#### Exercise material
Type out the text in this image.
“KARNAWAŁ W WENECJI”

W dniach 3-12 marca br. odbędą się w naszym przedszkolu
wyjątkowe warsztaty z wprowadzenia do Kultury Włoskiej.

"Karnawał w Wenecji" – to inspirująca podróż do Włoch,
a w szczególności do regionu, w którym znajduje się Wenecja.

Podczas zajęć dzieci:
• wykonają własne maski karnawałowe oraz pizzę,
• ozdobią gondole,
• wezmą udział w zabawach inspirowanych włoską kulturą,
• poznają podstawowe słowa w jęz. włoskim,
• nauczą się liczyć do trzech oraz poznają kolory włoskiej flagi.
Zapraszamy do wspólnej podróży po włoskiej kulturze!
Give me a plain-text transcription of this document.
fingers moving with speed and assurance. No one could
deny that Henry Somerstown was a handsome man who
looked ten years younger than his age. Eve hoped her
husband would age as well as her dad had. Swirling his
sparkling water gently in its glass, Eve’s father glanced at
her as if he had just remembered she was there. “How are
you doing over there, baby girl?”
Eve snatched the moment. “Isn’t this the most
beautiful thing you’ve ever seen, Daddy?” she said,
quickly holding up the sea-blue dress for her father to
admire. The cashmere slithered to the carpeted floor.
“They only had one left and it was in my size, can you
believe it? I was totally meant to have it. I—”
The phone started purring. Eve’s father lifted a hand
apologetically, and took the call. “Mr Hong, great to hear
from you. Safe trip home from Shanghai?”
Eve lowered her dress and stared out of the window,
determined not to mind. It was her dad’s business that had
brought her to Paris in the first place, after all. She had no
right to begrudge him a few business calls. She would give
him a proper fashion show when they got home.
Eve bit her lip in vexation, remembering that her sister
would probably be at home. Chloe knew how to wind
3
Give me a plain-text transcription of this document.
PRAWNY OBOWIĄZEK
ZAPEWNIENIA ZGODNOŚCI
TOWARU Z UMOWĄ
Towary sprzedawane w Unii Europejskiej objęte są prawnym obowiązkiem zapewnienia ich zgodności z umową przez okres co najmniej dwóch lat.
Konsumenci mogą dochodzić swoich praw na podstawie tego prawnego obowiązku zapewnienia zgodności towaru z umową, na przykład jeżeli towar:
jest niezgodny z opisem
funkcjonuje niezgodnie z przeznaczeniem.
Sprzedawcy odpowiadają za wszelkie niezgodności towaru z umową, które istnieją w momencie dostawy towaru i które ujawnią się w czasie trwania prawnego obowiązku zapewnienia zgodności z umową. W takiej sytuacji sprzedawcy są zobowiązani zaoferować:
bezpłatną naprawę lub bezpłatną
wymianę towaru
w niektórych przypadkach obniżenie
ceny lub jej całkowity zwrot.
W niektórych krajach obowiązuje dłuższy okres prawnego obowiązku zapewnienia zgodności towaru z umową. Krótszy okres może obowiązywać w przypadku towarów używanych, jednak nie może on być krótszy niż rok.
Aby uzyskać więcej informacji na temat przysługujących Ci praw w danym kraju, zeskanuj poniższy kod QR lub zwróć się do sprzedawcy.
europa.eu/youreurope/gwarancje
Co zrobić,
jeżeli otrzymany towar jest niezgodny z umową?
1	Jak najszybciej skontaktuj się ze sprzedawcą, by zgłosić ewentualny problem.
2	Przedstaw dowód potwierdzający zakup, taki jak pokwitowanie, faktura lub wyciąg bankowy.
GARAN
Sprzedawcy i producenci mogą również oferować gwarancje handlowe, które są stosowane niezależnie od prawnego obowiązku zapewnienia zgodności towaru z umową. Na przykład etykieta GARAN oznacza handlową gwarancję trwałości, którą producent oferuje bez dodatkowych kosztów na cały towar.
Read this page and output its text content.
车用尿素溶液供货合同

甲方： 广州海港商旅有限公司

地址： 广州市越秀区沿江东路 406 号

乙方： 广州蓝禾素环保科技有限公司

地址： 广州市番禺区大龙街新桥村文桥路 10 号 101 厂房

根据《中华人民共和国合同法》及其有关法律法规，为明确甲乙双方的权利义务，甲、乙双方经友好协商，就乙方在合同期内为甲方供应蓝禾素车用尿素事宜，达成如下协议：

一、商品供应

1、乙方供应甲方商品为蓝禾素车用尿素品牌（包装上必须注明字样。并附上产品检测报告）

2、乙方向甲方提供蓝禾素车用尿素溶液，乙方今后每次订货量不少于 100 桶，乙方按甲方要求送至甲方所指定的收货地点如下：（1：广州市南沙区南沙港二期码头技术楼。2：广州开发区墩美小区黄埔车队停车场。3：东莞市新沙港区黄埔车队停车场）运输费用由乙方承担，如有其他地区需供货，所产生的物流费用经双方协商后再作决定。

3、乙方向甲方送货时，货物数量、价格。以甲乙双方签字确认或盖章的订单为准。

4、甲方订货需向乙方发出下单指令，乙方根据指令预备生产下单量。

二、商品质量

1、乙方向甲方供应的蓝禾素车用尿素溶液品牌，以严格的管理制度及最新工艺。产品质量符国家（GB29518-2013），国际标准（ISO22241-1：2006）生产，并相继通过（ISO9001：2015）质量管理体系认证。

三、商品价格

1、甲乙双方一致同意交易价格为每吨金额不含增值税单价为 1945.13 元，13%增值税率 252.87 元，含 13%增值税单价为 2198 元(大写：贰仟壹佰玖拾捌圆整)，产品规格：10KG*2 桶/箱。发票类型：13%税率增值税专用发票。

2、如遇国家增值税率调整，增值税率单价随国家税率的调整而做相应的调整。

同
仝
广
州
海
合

#### Request
Show the lines that mention the word "poznają".

#### Answer to this task
• poznają podstawowe słowa w jęz. włoskim,
• nauczą się liczyć do trzech oraz poznają kolory włoskiej flagi.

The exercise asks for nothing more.